__AIM OF THE TASK__:
All lines in which the word "this" occurs are to be extracted.

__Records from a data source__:
▼
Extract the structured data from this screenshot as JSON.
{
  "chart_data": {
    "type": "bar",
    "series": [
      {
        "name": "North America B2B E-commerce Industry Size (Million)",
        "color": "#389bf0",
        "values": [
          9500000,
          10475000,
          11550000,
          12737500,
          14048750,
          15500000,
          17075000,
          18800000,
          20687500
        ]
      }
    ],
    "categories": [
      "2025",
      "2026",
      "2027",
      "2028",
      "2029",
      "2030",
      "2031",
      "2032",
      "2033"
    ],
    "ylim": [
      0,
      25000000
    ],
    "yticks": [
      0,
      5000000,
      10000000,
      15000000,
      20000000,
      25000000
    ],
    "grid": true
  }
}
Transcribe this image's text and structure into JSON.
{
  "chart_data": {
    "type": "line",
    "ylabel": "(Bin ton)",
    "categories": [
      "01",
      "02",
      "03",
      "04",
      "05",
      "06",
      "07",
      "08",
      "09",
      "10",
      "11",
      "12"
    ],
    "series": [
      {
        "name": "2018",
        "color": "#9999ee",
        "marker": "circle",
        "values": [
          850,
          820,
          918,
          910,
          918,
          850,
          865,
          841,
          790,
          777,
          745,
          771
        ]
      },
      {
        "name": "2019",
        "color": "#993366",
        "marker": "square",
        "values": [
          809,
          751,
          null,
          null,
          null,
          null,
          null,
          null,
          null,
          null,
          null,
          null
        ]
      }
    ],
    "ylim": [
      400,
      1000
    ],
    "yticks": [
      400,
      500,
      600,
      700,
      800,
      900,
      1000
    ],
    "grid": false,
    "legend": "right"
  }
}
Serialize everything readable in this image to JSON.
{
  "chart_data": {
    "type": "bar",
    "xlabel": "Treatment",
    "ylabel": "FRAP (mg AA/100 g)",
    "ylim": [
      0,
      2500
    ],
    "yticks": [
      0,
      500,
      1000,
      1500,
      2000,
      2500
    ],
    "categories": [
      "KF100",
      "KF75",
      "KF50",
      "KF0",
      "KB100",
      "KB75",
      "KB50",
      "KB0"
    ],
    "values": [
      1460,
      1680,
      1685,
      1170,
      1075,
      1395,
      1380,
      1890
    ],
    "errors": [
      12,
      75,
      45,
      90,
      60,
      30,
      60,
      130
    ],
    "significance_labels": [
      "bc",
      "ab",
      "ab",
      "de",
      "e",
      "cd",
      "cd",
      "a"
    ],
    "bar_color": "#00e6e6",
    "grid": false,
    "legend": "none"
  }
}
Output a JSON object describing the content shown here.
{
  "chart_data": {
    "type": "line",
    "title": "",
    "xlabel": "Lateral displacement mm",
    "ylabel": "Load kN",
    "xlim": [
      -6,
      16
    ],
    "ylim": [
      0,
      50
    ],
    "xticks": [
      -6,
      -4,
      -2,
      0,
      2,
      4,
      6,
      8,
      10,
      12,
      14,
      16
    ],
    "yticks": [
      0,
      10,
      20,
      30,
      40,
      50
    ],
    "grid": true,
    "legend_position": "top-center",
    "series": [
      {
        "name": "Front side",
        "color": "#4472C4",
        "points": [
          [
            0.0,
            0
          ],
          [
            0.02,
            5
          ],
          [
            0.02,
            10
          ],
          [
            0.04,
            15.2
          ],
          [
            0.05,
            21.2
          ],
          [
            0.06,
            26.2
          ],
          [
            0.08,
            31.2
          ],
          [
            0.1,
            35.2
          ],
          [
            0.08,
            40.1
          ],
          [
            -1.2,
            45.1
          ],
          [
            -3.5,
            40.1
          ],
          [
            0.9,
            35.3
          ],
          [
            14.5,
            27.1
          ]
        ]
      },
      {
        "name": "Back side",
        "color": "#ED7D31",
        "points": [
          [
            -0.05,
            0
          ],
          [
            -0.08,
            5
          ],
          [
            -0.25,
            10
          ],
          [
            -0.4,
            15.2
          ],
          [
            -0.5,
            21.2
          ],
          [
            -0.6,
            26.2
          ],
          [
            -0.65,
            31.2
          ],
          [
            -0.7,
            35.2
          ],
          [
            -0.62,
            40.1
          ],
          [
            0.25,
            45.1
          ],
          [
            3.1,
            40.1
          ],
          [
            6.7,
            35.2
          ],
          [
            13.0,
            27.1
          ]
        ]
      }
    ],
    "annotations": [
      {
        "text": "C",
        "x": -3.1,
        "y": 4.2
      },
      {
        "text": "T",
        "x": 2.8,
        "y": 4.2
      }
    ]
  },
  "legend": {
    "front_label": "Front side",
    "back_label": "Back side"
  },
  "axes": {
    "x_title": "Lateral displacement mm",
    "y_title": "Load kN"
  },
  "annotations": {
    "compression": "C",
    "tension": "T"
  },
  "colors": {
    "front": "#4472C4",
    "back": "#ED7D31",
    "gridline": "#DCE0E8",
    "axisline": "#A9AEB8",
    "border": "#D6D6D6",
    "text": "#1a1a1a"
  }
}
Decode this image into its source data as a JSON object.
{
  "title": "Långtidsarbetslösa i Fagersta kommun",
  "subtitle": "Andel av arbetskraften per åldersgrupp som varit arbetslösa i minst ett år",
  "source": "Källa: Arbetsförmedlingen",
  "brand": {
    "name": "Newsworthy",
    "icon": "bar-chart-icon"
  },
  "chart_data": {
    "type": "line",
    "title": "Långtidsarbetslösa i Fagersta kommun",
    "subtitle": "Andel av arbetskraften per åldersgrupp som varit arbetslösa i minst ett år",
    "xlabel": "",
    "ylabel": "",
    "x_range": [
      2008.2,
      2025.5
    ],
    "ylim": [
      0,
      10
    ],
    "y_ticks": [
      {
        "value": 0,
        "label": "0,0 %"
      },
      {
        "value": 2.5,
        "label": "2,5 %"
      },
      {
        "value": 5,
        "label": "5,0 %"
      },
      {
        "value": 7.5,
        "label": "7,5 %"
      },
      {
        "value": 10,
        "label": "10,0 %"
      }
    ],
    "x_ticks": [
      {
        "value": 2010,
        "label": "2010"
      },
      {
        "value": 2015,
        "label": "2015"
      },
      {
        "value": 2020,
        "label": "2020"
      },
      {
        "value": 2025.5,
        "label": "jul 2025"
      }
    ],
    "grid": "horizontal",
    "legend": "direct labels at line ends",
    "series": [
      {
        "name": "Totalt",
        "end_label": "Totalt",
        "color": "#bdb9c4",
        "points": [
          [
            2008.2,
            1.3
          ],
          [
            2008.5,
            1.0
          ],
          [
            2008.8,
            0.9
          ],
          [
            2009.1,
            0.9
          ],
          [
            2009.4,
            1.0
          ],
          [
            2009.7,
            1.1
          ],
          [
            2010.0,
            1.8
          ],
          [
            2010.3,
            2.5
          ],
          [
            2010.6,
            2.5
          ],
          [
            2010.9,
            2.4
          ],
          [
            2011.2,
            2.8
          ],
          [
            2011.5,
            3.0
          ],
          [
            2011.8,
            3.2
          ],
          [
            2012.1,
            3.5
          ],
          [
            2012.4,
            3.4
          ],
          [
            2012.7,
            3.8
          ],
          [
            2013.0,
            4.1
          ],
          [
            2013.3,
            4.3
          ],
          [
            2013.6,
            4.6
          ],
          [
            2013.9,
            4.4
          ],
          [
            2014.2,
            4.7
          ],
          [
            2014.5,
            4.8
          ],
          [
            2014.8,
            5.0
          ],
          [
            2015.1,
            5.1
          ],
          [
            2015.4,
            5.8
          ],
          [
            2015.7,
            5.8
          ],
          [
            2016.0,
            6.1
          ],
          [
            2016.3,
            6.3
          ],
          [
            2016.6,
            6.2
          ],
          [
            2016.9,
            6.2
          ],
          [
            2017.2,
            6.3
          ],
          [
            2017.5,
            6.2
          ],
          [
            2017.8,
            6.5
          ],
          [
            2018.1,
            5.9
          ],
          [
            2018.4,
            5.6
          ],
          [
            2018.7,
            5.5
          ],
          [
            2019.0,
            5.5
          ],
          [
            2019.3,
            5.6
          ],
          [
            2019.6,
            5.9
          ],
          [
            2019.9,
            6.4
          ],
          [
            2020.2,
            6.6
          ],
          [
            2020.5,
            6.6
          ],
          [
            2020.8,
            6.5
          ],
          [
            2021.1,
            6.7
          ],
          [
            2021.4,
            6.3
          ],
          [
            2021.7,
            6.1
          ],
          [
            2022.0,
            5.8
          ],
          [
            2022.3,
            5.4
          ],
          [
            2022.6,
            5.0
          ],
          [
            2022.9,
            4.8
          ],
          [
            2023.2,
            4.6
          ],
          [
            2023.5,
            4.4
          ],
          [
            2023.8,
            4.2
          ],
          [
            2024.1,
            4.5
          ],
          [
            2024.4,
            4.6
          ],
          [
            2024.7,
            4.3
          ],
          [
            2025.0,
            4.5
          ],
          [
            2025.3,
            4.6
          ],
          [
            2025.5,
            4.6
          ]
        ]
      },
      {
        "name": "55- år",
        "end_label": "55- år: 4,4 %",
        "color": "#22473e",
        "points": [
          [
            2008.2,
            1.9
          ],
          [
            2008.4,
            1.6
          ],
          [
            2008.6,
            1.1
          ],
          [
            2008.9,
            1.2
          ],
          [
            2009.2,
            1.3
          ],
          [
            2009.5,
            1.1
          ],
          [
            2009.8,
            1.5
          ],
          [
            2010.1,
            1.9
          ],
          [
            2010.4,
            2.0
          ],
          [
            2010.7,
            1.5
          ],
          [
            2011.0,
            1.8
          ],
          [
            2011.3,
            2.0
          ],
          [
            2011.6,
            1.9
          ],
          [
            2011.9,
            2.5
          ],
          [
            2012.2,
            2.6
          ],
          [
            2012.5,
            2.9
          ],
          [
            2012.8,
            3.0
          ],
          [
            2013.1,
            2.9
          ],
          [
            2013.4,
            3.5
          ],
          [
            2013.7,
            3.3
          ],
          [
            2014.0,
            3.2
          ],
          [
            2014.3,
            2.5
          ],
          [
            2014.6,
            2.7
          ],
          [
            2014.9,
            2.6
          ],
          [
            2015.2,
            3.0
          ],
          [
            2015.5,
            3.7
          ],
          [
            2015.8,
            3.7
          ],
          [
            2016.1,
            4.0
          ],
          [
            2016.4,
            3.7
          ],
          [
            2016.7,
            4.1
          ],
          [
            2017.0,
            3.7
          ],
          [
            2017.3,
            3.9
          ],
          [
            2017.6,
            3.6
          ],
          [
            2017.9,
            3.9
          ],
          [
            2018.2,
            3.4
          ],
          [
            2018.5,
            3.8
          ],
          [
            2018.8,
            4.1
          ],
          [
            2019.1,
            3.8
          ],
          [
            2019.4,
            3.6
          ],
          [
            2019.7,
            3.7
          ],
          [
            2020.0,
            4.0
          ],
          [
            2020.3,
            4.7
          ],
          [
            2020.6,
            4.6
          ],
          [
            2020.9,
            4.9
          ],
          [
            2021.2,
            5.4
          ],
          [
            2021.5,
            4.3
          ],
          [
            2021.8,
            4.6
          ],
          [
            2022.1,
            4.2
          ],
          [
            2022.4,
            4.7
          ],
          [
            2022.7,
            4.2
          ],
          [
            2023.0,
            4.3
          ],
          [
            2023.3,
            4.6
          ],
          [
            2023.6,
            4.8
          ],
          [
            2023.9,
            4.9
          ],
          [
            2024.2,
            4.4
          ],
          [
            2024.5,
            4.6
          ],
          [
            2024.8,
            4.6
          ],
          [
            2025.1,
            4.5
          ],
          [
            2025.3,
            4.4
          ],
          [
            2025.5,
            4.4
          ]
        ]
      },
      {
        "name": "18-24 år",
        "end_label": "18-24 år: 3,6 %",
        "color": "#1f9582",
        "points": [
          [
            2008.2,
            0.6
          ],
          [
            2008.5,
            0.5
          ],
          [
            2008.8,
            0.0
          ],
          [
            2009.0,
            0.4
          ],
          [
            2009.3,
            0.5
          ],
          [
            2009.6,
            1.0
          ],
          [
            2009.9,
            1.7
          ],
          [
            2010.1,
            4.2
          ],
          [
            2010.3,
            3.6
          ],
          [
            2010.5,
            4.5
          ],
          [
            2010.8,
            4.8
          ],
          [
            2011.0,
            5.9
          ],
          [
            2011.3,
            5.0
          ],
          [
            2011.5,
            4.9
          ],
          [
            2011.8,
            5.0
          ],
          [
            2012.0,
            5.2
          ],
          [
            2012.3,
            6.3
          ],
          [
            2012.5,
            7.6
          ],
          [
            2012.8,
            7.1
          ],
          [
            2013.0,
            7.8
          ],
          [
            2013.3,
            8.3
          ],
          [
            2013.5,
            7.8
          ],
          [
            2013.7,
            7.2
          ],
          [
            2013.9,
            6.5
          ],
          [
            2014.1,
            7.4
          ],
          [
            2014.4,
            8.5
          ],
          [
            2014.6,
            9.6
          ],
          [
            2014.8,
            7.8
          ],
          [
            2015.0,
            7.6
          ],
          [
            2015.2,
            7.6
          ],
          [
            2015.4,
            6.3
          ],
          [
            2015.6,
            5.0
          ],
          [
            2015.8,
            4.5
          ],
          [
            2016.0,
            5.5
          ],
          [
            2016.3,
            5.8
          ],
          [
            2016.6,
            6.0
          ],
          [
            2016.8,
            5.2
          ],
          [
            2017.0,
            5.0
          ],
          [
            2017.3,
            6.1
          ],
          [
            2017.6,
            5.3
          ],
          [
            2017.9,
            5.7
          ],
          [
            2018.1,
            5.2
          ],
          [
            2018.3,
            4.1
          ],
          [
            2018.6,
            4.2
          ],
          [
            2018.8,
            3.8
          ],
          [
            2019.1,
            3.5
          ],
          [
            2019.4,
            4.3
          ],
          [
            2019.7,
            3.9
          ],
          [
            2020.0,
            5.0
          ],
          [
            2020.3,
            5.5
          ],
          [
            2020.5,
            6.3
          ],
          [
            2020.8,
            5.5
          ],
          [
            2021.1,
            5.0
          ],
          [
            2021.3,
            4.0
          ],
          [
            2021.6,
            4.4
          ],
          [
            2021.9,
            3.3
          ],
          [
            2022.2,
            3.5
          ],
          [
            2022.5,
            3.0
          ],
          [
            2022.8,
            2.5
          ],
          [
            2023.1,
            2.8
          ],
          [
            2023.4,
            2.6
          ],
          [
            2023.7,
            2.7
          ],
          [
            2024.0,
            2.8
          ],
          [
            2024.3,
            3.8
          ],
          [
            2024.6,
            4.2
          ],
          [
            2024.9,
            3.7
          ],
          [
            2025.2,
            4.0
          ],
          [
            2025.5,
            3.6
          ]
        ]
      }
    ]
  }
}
▲
__THE RESULT__:
Extract the structured data from this screenshot as JSON.
Transcribe this image's text and structure into JSON.
Serialize everything readable in this image to JSON.
Decode this image into its source data as a JSON object.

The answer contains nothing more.